**The problem:**
Set out all the rows below as a numbered list, skipping blank lines and leaving out the picture.
------ Dataset records ------
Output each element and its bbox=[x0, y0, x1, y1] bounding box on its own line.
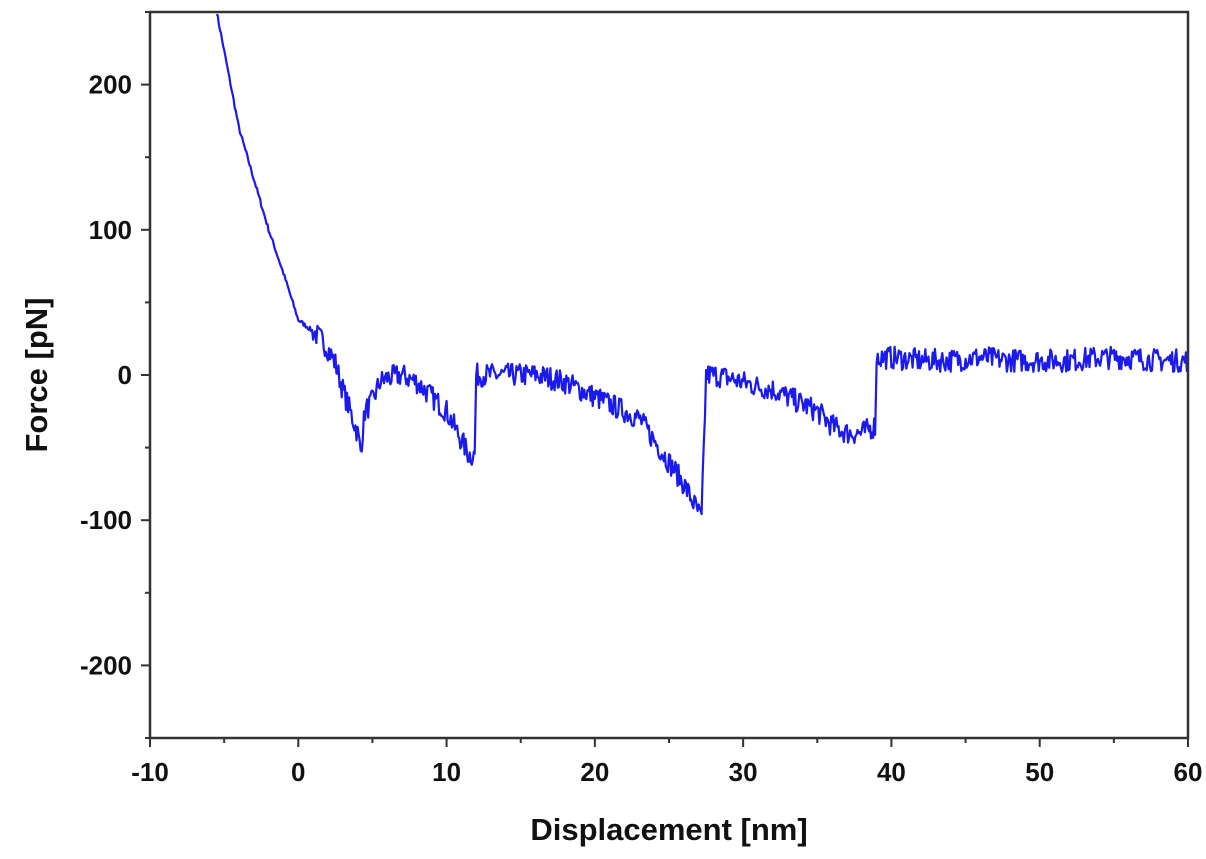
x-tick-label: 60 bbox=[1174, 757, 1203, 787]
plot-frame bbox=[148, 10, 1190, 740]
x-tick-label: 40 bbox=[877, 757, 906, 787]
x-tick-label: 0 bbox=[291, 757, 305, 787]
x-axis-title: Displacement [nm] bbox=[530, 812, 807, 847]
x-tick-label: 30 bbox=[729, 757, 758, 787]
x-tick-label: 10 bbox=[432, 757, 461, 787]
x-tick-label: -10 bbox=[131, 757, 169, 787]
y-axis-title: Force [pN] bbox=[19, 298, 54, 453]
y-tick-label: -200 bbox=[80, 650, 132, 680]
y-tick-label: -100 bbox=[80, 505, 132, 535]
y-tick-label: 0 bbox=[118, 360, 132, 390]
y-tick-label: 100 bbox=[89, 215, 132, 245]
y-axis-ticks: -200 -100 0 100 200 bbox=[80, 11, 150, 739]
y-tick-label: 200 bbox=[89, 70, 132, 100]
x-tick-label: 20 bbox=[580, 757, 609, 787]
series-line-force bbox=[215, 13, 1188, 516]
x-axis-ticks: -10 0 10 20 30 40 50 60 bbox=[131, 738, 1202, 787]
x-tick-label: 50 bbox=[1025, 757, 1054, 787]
------
**Output for this exercise:**
1. Output each element and its bbox=[x0, y0, x1, y1] bounding box on its own line.
2. x-tick-label: 60 bbox=[1174, 757, 1203, 787]
3. plot-frame bbox=[148, 10, 1190, 740]
4. x-tick-label: 40 bbox=[877, 757, 906, 787]
5. x-tick-label: 0 bbox=[291, 757, 305, 787]
6. x-axis-title: Displacement [nm] bbox=[530, 812, 807, 847]
7. x-tick-label: 30 bbox=[729, 757, 758, 787]
8. x-tick-label: 10 bbox=[432, 757, 461, 787]
9. x-tick-label: -10 bbox=[131, 757, 169, 787]
10. y-axis-title: Force [pN] bbox=[19, 298, 54, 453]
11. y-tick-label: -200 bbox=[80, 650, 132, 680]
12. y-tick-label: -100 bbox=[80, 505, 132, 535]
13. y-tick-label: 0 bbox=[118, 360, 132, 390]
14. y-tick-label: 100 bbox=[89, 215, 132, 245]
15. y-axis-ticks: -200 -100 0 100 200 bbox=[80, 11, 150, 739]
16. y-tick-label: 200 bbox=[89, 70, 132, 100]
17. x-tick-label: 20 bbox=[580, 757, 609, 787]
18. series-line-force bbox=[215, 13, 1188, 516]
19. x-axis-ticks: -10 0 10 20 30 40 50 60 bbox=[131, 738, 1202, 787]
20. x-tick-label: 50 bbox=[1025, 757, 1054, 787]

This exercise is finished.